>>
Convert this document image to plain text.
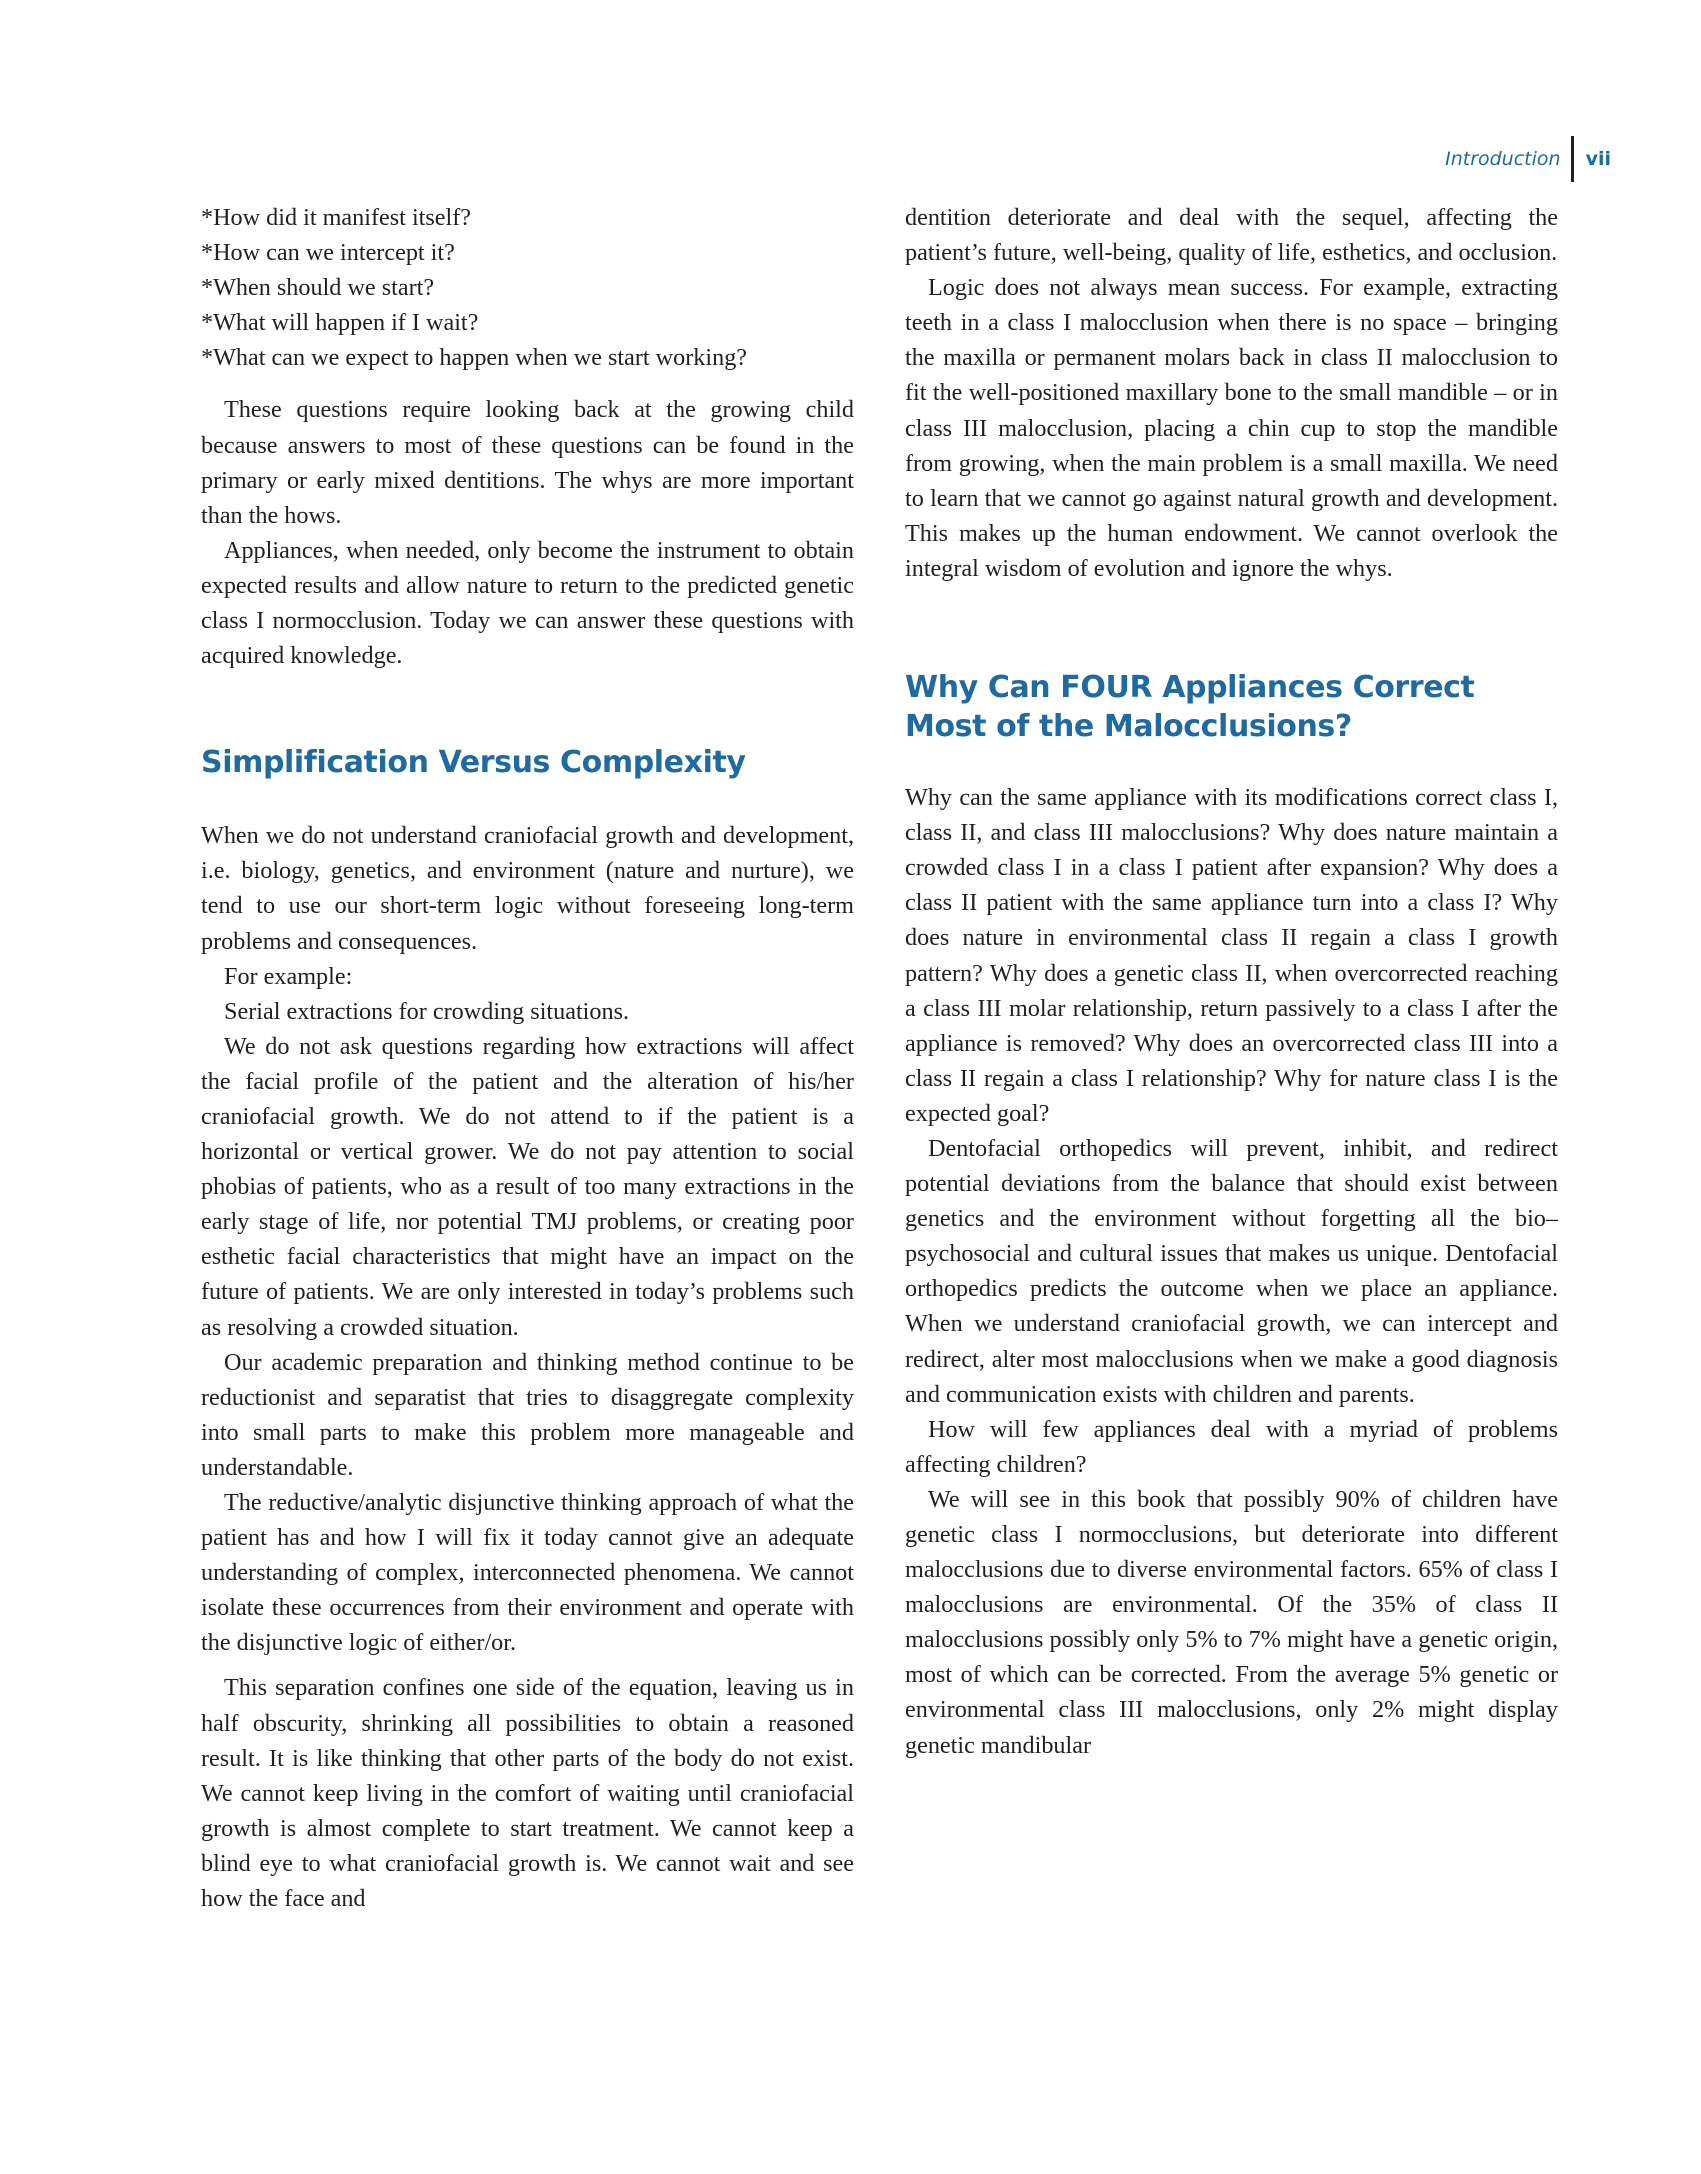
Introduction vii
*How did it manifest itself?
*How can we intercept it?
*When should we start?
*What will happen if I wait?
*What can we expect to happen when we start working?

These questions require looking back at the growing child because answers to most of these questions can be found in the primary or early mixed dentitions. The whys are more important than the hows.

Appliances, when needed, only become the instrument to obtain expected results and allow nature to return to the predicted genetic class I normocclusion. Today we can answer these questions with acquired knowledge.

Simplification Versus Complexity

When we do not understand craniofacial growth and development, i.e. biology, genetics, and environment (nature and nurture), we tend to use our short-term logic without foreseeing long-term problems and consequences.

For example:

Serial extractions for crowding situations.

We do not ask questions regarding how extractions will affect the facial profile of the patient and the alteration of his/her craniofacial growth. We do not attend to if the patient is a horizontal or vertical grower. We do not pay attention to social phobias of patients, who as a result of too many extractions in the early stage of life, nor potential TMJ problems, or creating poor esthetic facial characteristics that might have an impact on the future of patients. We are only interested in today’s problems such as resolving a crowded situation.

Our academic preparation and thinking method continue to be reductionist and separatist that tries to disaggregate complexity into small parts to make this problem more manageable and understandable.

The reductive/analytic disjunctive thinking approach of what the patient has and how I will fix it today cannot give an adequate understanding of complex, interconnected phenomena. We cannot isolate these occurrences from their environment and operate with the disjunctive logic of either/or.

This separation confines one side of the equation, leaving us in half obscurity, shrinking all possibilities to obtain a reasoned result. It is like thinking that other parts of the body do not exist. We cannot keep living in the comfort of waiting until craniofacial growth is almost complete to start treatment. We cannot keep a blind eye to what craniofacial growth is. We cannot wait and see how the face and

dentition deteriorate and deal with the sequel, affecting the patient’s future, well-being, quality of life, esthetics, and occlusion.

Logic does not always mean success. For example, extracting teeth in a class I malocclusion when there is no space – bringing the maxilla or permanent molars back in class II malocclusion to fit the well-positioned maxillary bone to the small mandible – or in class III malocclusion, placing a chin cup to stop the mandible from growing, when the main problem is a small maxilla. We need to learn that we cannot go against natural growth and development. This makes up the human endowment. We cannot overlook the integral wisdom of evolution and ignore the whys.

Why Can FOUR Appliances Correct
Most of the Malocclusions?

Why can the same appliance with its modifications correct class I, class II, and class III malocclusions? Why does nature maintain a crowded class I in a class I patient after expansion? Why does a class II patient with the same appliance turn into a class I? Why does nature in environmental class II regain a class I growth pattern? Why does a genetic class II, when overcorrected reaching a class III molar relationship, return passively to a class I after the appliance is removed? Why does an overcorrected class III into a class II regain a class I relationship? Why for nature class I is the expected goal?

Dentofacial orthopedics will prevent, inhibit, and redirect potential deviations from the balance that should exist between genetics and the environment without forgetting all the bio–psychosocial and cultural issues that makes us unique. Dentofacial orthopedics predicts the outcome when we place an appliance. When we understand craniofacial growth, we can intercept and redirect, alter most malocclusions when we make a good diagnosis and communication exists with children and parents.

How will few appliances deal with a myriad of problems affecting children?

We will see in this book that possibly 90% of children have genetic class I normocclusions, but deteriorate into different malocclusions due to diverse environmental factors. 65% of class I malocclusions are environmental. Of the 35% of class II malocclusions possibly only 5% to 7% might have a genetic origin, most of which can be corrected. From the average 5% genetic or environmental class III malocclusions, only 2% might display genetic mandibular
<<
Without the pictures, give back the entries exactly.

§ **YOUR RESPONSE**
Convert this document image to plain text.
Introduction vii
*How did it manifest itself?
*How can we intercept it?
*When should we start?
*What will happen if I wait?
*What can we expect to happen when we start working?

These questions require looking back at the growing child because answers to most of these questions can be found in the primary or early mixed dentitions. The whys are more important than the hows.

Appliances, when needed, only become the instrument to obtain expected results and allow nature to return to the predicted genetic class I normocclusion. Today we can answer these questions with acquired knowledge.

Simplification Versus Complexity

When we do not understand craniofacial growth and development, i.e. biology, genetics, and environment (nature and nurture), we tend to use our short-term logic without foreseeing long-term problems and consequences.

For example:

Serial extractions for crowding situations.

We do not ask questions regarding how extractions will affect the facial profile of the patient and the alteration of his/her craniofacial growth. We do not attend to if the patient is a horizontal or vertical grower. We do not pay attention to social phobias of patients, who as a result of too many extractions in the early stage of life, nor potential TMJ problems, or creating poor esthetic facial characteristics that might have an impact on the future of patients. We are only interested in today’s problems such as resolving a crowded situation.

Our academic preparation and thinking method continue to be reductionist and separatist that tries to disaggregate complexity into small parts to make this problem more manageable and understandable.

The reductive/analytic disjunctive thinking approach of what the patient has and how I will fix it today cannot give an adequate understanding of complex, interconnected phenomena. We cannot isolate these occurrences from their environment and operate with the disjunctive logic of either/or.

This separation confines one side of the equation, leaving us in half obscurity, shrinking all possibilities to obtain a reasoned result. It is like thinking that other parts of the body do not exist. We cannot keep living in the comfort of waiting until craniofacial growth is almost complete to start treatment. We cannot keep a blind eye to what craniofacial growth is. We cannot wait and see how the face and

dentition deteriorate and deal with the sequel, affecting the patient’s future, well-being, quality of life, esthetics, and occlusion.

Logic does not always mean success. For example, extracting teeth in a class I malocclusion when there is no space – bringing the maxilla or permanent molars back in class II malocclusion to fit the well-positioned maxillary bone to the small mandible – or in class III malocclusion, placing a chin cup to stop the mandible from growing, when the main problem is a small maxilla. We need to learn that we cannot go against natural growth and development. This makes up the human endowment. We cannot overlook the integral wisdom of evolution and ignore the whys.

Why Can FOUR Appliances Correct
Most of the Malocclusions?

Why can the same appliance with its modifications correct class I, class II, and class III malocclusions? Why does nature maintain a crowded class I in a class I patient after expansion? Why does a class II patient with the same appliance turn into a class I? Why does nature in environmental class II regain a class I growth pattern? Why does a genetic class II, when overcorrected reaching a class III molar relationship, return passively to a class I after the appliance is removed? Why does an overcorrected class III into a class II regain a class I relationship? Why for nature class I is the expected goal?

Dentofacial orthopedics will prevent, inhibit, and redirect potential deviations from the balance that should exist between genetics and the environment without forgetting all the bio–psychosocial and cultural issues that makes us unique. Dentofacial orthopedics predicts the outcome when we place an appliance. When we understand craniofacial growth, we can intercept and redirect, alter most malocclusions when we make a good diagnosis and communication exists with children and parents.

How will few appliances deal with a myriad of problems affecting children?

We will see in this book that possibly 90% of children have genetic class I normocclusions, but deteriorate into different malocclusions due to diverse environmental factors. 65% of class I malocclusions are environmental. Of the 35% of class II malocclusions possibly only 5% to 7% might have a genetic origin, most of which can be corrected. From the average 5% genetic or environmental class III malocclusions, only 2% might display genetic mandibular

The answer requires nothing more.